■ Task statement ■
Copy out the lines that include the word "JSON".

■ Supplied data ■
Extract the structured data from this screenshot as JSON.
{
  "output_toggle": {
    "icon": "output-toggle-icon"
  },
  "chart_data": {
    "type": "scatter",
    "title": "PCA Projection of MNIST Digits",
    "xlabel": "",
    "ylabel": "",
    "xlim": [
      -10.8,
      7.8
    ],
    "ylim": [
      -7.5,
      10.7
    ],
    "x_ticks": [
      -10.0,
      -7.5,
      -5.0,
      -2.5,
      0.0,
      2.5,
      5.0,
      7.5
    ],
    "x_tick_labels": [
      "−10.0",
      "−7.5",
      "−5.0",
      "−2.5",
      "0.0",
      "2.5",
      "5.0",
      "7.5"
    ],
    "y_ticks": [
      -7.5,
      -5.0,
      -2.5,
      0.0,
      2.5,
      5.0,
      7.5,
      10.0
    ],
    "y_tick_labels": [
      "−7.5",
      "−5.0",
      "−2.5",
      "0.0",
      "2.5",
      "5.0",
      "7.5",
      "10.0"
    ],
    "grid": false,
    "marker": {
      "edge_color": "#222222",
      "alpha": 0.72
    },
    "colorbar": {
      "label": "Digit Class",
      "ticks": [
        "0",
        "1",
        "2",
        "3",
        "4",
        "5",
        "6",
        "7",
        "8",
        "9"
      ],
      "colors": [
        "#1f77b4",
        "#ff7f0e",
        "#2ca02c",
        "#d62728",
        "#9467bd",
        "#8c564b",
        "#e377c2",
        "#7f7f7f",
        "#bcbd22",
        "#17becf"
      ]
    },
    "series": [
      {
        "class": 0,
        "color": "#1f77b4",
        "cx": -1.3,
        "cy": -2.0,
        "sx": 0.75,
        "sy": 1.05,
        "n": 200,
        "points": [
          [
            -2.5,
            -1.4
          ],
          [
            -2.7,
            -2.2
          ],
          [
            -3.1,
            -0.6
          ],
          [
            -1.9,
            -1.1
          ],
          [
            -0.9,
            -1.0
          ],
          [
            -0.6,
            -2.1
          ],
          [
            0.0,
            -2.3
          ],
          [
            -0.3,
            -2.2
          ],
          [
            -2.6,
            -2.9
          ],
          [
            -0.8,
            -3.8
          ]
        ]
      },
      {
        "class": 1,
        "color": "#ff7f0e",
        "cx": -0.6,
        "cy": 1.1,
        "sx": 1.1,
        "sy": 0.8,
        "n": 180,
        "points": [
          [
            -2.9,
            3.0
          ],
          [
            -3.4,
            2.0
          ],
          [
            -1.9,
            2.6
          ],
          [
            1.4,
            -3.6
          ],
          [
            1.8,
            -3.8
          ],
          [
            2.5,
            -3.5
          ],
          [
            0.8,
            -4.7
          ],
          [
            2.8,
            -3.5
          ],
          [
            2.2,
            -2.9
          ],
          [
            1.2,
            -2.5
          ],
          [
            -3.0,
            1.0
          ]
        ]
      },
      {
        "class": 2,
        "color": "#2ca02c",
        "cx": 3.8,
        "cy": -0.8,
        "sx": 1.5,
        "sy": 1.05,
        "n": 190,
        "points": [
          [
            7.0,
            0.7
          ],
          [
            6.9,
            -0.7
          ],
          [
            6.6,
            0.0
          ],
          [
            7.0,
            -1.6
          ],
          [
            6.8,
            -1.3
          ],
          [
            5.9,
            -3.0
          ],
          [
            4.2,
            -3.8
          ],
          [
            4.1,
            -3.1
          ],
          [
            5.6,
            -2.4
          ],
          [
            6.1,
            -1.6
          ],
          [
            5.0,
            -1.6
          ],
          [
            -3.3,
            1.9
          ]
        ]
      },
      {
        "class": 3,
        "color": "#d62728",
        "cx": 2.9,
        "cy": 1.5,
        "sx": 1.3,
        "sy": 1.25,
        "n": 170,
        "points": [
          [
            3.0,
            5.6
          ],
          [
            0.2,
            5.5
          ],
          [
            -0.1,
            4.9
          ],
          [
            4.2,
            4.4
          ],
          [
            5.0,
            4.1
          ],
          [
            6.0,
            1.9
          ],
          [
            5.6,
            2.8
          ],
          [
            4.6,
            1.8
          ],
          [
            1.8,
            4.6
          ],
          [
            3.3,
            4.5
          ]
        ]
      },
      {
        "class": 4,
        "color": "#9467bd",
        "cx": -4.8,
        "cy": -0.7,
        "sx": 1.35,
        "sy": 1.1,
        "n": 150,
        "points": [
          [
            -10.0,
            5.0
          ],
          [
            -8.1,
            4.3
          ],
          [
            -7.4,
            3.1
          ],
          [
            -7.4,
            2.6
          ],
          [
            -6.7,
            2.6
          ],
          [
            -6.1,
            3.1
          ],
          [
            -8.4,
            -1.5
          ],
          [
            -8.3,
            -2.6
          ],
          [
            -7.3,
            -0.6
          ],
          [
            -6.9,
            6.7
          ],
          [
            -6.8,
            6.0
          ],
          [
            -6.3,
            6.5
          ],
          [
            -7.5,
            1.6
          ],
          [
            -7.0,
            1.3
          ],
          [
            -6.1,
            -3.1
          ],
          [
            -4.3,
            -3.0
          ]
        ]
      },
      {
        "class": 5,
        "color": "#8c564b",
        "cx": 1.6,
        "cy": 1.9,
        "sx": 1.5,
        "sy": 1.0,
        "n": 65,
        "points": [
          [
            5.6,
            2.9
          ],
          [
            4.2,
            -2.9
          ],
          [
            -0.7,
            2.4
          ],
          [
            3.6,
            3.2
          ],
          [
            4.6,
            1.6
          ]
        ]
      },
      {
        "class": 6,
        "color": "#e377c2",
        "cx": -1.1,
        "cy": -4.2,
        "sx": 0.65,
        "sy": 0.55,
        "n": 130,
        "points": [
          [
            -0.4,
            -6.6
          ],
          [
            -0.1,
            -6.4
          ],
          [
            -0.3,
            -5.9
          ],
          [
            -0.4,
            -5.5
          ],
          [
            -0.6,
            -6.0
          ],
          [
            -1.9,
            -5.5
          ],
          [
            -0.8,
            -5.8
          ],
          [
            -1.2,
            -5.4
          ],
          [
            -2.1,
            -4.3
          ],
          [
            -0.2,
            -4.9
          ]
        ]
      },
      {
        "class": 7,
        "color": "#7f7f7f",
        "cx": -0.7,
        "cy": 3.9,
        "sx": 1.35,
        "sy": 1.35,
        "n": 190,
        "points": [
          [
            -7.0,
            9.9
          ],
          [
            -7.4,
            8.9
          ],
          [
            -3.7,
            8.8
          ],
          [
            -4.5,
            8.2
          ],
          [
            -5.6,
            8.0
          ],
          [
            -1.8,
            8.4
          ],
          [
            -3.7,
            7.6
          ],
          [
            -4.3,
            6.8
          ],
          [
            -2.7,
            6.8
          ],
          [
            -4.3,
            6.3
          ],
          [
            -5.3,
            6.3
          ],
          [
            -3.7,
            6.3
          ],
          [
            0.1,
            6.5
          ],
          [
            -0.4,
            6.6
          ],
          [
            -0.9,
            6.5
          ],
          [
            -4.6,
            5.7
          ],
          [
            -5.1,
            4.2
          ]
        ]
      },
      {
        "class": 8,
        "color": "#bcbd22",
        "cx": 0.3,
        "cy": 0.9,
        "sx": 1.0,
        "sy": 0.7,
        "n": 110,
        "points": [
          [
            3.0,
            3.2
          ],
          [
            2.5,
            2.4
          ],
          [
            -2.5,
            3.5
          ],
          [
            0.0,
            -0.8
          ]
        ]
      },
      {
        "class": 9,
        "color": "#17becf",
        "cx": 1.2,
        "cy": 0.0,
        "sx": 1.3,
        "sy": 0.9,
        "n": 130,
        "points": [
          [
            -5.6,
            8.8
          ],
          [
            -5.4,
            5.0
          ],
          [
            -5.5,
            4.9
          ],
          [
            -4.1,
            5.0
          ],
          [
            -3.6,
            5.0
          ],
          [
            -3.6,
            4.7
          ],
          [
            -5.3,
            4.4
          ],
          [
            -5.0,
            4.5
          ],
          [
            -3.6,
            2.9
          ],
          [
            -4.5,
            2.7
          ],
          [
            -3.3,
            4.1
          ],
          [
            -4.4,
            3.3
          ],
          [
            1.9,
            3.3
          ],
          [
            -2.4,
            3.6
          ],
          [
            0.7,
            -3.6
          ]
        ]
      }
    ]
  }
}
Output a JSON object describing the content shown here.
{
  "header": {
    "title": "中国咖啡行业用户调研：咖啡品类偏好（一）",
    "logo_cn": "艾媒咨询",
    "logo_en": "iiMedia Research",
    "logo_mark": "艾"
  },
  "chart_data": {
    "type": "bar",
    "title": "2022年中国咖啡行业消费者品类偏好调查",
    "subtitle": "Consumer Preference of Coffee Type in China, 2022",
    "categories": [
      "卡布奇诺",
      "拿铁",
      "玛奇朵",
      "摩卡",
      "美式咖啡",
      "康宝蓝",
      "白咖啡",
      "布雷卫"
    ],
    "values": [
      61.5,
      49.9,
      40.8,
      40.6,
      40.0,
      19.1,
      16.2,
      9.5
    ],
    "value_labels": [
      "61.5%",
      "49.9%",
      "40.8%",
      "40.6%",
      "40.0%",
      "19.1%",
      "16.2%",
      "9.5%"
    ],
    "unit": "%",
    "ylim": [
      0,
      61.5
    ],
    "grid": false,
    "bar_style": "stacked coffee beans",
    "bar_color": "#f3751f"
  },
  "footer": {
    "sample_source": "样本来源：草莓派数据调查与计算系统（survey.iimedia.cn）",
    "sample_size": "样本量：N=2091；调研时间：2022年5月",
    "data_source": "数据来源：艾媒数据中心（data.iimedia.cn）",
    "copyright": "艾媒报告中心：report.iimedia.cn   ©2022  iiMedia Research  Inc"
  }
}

■ Correct response ■
Extract the structured data from this screenshot as JSON.
Output a JSON object describing the content shown here.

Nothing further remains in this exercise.